§ **What you should do**
Gather the lines that hold the string "when".

===

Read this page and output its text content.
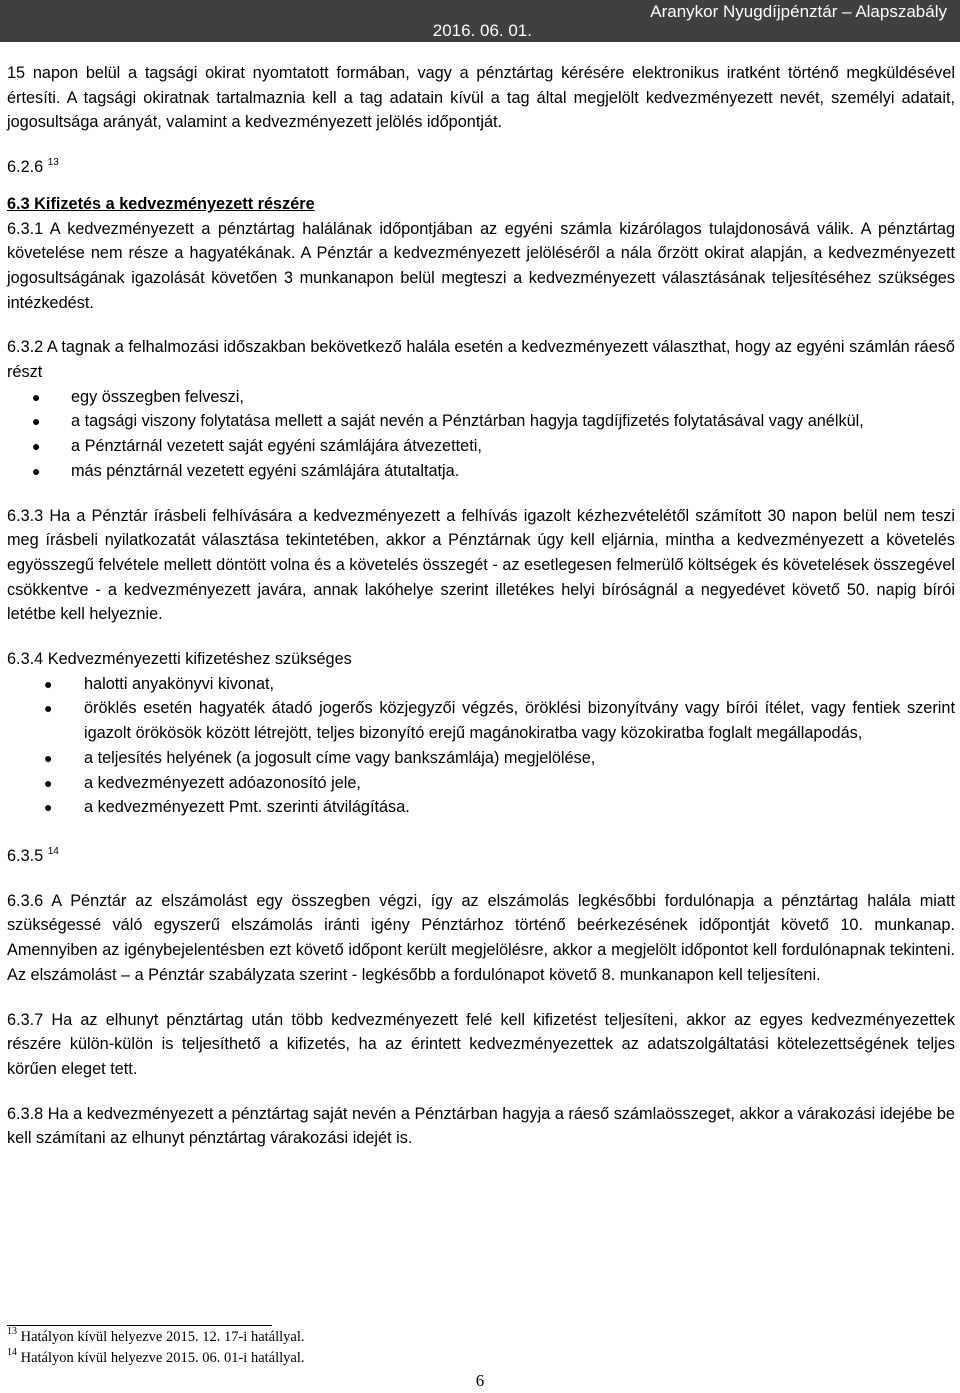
Aranykor Nyugdíjpénztár – Alapszabály
2016. 06. 01.

15 napon belül a tagsági okirat nyomtatott formában, vagy a pénztártag kérésére elektronikus iratként történő megküldésével értesíti. A tagsági okiratnak tartalmaznia kell a tag adatain kívül a tag által megjelölt kedvezményezett nevét, személyi adatait, jogosultsága arányát, valamint a kedvezményezett jelölés időpontját.

6.2.6 $^{13}$

6.3 Kifizetés a kedvezményezett részére

6.3.1 A kedvezményezett a pénztártag halálának időpontjában az egyéni számla kizárólagos tulajdonosává válik. A pénztártag követelése nem része a hagyatékának. A Pénztár a kedvezményezett jelöléséről a nála őrzött okirat alapján, a kedvezményezett jogosultságának igazolását követően 3 munkanapon belül megteszi a kedvezményezett választásának teljesítéséhez szükséges intézkedést.

6.3.2 A tagnak a felhalmozási időszakban bekövetkező halála esetén a kedvezményezett választhat, hogy az egyéni számlán ráeső részt

● egy összegben felveszi,
● a tagsági viszony folytatása mellett a saját nevén a Pénztárban hagyja tagdíjfizetés folytatásával vagy anélkül,
● a Pénztárnál vezetett saját egyéni számlájára átvezetteti,
● más pénztárnál vezetett egyéni számlájára átutaltatja.

6.3.3 Ha a Pénztár írásbeli felhívására a kedvezményezett a felhívás igazolt kézhezvételétől számított 30 napon belül nem teszi meg írásbeli nyilatkozatát választása tekintetében, akkor a Pénztárnak úgy kell eljárnia, mintha a kedvezményezett a követelés egyösszegű felvétele mellett döntött volna és a követelés összegét - az esetlegesen felmerülő költségek és követelések összegével csökkentve - a kedvezményezett javára, annak lakóhelye szerint illetékes helyi bíróságnál a negyedévet követő 50. napig bírói letétbe kell helyeznie.

6.3.4 Kedvezményezetti kifizetéshez szükséges

● halotti anyakönyvi kivonat,
● öröklés esetén hagyaték átadó jogerős közjegyzői végzés, öröklési bizonyítvány vagy bírói ítélet, vagy fentiek szerint igazolt örökösök között létrejött, teljes bizonyító erejű magánokiratba vagy közokiratba foglalt megállapodás,
● a teljesítés helyének (a jogosult címe vagy bankszámlája) megjelölése,
● a kedvezményezett adóazonosító jele,
● a kedvezményezett Pmt. szerinti átvilágítása.

6.3.5 $^{14}$

6.3.6 A Pénztár az elszámolást egy összegben végzi, így az elszámolás legkésőbbi fordulónapja a pénztártag halála miatt szükségessé váló egyszerű elszámolás iránti igény Pénztárhoz történő beérkezésének időpontját követő 10. munkanap. Amennyiben az igénybejelentésben ezt követő időpont került megjelölésre, akkor a megjelölt időpontot kell fordulónapnak tekinteni. Az elszámolást – a Pénztár szabályzata szerint - legkésőbb a fordulónapot követő 8. munkanapon kell teljesíteni.

6.3.7 Ha az elhunyt pénztártag után több kedvezményezett felé kell kifizetést teljesíteni, akkor az egyes kedvezményezettek részére külön-külön is teljesíthető a kifizetés, ha az érintett kedvezményezettek az adatszolgáltatási kötelezettségének teljes körűen eleget tett.

6.3.8 Ha a kedvezményezett a pénztártag saját nevén a Pénztárban hagyja a ráeső számlaösszeget, akkor a várakozási idejébe be kell számítani az elhunyt pénztártag várakozási idejét is.

$^{13}$ Hatályon kívül helyezve 2015. 12. 17-i hatállyal.
$^{14}$ Hatályon kívül helyezve 2015. 06. 01-i hatállyal.
6
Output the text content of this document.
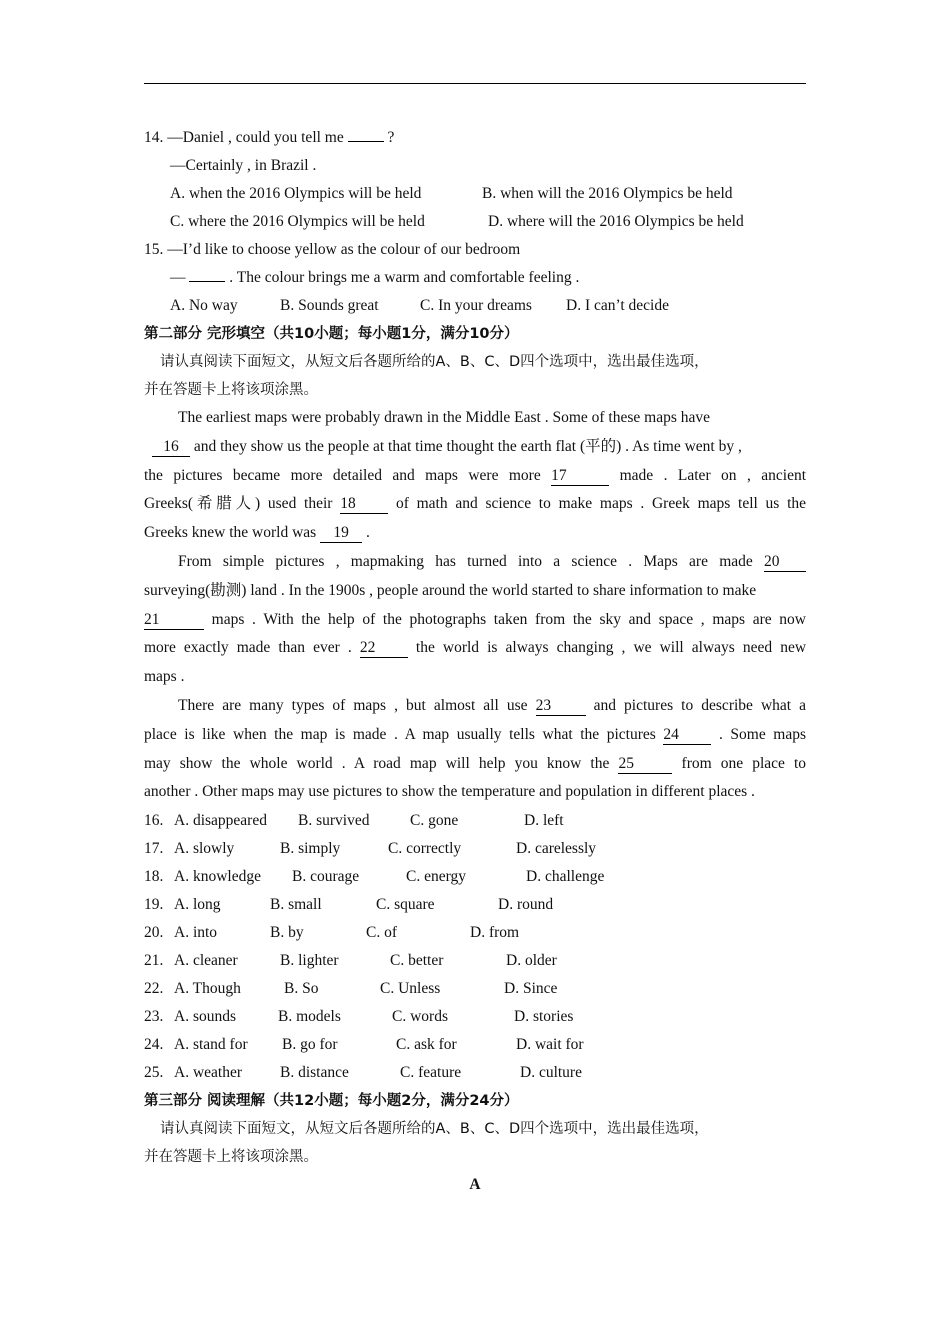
14. —Daniel , could you tell me	?
—Certainly , in Brazil .
A. when the 2016 Olympics will be held	B. when will the 2016 Olympics be held
C. where the 2016 Olympics will be held	D. where will the 2016 Olympics be held
15. —I’d like to choose yellow as the colour of our bedroom
—	. The colour brings me a warm and comfortable feeling .
A. No way	B. Sounds great	C. In your dreams D. I can’t decide
第二部分 完形填空（共10小题；每小题1分，满分10分）
请认真阅读下面短文，从短文后各题所给的A、B、C、D四个选项中，选出最佳选项，
并在答题卡上将该项涂黑。
The earliest maps were probably drawn in the Middle East . Some of these maps have
16 and they show us the people at that time thought the earth flat (平的) . As time went by ,
the pictures became more detailed and maps were more 17	made . Later on , ancient
Greeks(希腊人) used their 18	of math and science to make maps . Greek maps tell us the
Greeks knew the world was 19 .
From simple pictures , mapmaking has turned into a science . Maps are made 20
surveying(勘测) land . In the 1900s , people around the world started to share information to make
21	maps . With the help of the photographs taken from the sky and space , maps are now
more exactly made than ever . 22	the world is always changing , we will always need new
maps .
There are many types of maps , but almost all use 23	and pictures to describe what a
place is like when the map is made . A map usually tells what the pictures 24	. Some maps
may show the whole world . A road map will help you know the 25	from one place to
another . Other maps may use pictures to show the temperature and population in different places .
16. A. disappeared B. survived	C. gone	D. left
17. A. slowly	B. simply	C. correctly	D. carelessly
18. A. knowledge B. courage	C. energy	D. challenge
19. A. long	B. small	C. square	D. round
20. A. into	B. by	C. of	D. from
21. A. cleaner	B. lighter	C. better	D. older
22. A. Though	B. So	C. Unless	D. Since
23. A. sounds	B. models	C. words	D. stories
24. A. stand for B. go for	C. ask for	D. wait for
25. A. weather B. distance	C. feature	D. culture
第三部分 阅读理解（共12小题；每小题2分，满分24分）
请认真阅读下面短文，从短文后各题所给的A、B、C、D四个选项中，选出最佳选项，
并在答题卡上将该项涂黑。
A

===

§ **Written solution**
A. when the 2016 Olympics will be held	B. when will the 2016 Olympics be held
place is like when the map is made . A map usually tells what the pictures 24	. Some maps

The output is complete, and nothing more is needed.